What you will do —
Reproduce every record below exactly as it appears.

Given records —
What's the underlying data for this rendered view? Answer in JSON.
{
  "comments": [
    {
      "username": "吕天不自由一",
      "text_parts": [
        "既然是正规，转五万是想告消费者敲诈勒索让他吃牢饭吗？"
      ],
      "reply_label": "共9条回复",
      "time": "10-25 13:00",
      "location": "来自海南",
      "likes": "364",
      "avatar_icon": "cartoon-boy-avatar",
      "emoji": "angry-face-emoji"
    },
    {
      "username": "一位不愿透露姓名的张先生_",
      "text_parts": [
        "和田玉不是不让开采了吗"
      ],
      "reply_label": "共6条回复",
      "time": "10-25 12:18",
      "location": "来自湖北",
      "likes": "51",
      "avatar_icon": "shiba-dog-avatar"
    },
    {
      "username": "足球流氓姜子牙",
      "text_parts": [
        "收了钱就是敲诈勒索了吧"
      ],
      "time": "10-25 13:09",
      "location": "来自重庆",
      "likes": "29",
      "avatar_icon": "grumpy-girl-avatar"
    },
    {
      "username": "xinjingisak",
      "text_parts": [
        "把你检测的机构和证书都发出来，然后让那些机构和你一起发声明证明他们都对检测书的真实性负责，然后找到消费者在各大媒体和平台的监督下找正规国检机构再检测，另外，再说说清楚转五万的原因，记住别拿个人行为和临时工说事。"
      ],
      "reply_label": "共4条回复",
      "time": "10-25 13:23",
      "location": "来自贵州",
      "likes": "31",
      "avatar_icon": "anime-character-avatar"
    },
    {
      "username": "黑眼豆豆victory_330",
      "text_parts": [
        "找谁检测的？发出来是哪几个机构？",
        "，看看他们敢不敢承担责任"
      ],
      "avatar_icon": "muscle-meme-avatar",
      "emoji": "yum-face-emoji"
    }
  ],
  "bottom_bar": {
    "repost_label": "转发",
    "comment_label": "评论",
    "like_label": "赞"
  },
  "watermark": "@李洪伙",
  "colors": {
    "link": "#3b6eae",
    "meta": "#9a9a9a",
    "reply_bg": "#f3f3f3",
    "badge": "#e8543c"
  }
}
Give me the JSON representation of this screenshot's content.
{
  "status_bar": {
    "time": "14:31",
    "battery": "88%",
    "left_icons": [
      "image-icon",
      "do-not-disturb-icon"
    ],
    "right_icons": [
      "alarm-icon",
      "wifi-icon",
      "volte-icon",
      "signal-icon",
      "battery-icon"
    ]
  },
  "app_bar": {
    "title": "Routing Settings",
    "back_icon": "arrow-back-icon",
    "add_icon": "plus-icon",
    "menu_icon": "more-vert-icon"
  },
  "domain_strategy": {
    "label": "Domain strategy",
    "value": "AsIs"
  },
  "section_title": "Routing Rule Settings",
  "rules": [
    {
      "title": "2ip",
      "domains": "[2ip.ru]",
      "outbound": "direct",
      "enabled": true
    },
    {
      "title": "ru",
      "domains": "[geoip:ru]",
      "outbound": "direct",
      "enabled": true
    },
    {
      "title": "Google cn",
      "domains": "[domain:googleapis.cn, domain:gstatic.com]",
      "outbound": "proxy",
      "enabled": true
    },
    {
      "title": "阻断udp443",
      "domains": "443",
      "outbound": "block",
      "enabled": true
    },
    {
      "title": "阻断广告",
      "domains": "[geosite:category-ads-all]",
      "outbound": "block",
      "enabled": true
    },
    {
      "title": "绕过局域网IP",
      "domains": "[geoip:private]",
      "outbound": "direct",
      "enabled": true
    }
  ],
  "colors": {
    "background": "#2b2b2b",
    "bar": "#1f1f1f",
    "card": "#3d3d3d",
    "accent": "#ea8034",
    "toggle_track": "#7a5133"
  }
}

Response below —
What's the underlying data for this rendered view? Answer in JSON.
{
  "comments": [
    {
      "username": "吕天不自由一",
      "text_parts": [
        "既然是正规，转五万是想告消费者敲诈勒索让他吃牢饭吗？"
      ],
      "reply_label": "共9条回复",
      "time": "10-25 13:00",
      "location": "来自海南",
      "likes": "364",
      "avatar_icon": "cartoon-boy-avatar",
      "emoji": "angry-face-emoji"
    },
    {
      "username": "一位不愿透露姓名的张先生_",
      "text_parts": [
        "和田玉不是不让开采了吗"
      ],
      "reply_label": "共6条回复",
      "time": "10-25 12:18",
      "location": "来自湖北",
      "likes": "51",
      "avatar_icon": "shiba-dog-avatar"
    },
    {
      "username": "足球流氓姜子牙",
      "text_parts": [
        "收了钱就是敲诈勒索了吧"
      ],
      "time": "10-25 13:09",
      "location": "来自重庆",
      "likes": "29",
      "avatar_icon": "grumpy-girl-avatar"
    },
    {
      "username": "xinjingisak",
      "text_parts": [
        "把你检测的机构和证书都发出来，然后让那些机构和你一起发声明证明他们都对检测书的真实性负责，然后找到消费者在各大媒体和平台的监督下找正规国检机构再检测，另外，再说说清楚转五万的原因，记住别拿个人行为和临时工说事。"
      ],
      "reply_label": "共4条回复",
      "time": "10-25 13:23",
      "location": "来自贵州",
      "likes": "31",
      "avatar_icon": "anime-character-avatar"
    },
    {
      "username": "黑眼豆豆victory_330",
      "text_parts": [
        "找谁检测的？发出来是哪几个机构？",
        "，看看他们敢不敢承担责任"
      ],
      "avatar_icon": "muscle-meme-avatar",
      "emoji": "yum-face-emoji"
    }
  ],
  "bottom_bar": {
    "repost_label": "转发",
    "comment_label": "评论",
    "like_label": "赞"
  },
  "watermark": "@李洪伙",
  "colors": {
    "link": "#3b6eae",
    "meta": "#9a9a9a",
    "reply_bg": "#f3f3f3",
    "badge": "#e8543c"
  }
}
Give me the JSON representation of this screenshot's content.
{
  "status_bar": {
    "time": "14:31",
    "battery": "88%",
    "left_icons": [
      "image-icon",
      "do-not-disturb-icon"
    ],
    "right_icons": [
      "alarm-icon",
      "wifi-icon",
      "volte-icon",
      "signal-icon",
      "battery-icon"
    ]
  },
  "app_bar": {
    "title": "Routing Settings",
    "back_icon": "arrow-back-icon",
    "add_icon": "plus-icon",
    "menu_icon": "more-vert-icon"
  },
  "domain_strategy": {
    "label": "Domain strategy",
    "value": "AsIs"
  },
  "section_title": "Routing Rule Settings",
  "rules": [
    {
      "title": "2ip",
      "domains": "[2ip.ru]",
      "outbound": "direct",
      "enabled": true
    },
    {
      "title": "ru",
      "domains": "[geoip:ru]",
      "outbound": "direct",
      "enabled": true
    },
    {
      "title": "Google cn",
      "domains": "[domain:googleapis.cn, domain:gstatic.com]",
      "outbound": "proxy",
      "enabled": true
    },
    {
      "title": "阻断udp443",
      "domains": "443",
      "outbound": "block",
      "enabled": true
    },
    {
      "title": "阻断广告",
      "domains": "[geosite:category-ads-all]",
      "outbound": "block",
      "enabled": true
    },
    {
      "title": "绕过局域网IP",
      "domains": "[geoip:private]",
      "outbound": "direct",
      "enabled": true
    }
  ],
  "colors": {
    "background": "#2b2b2b",
    "bar": "#1f1f1f",
    "card": "#3d3d3d",
    "accent": "#ea8034",
    "toggle_track": "#7a5133"
  }
}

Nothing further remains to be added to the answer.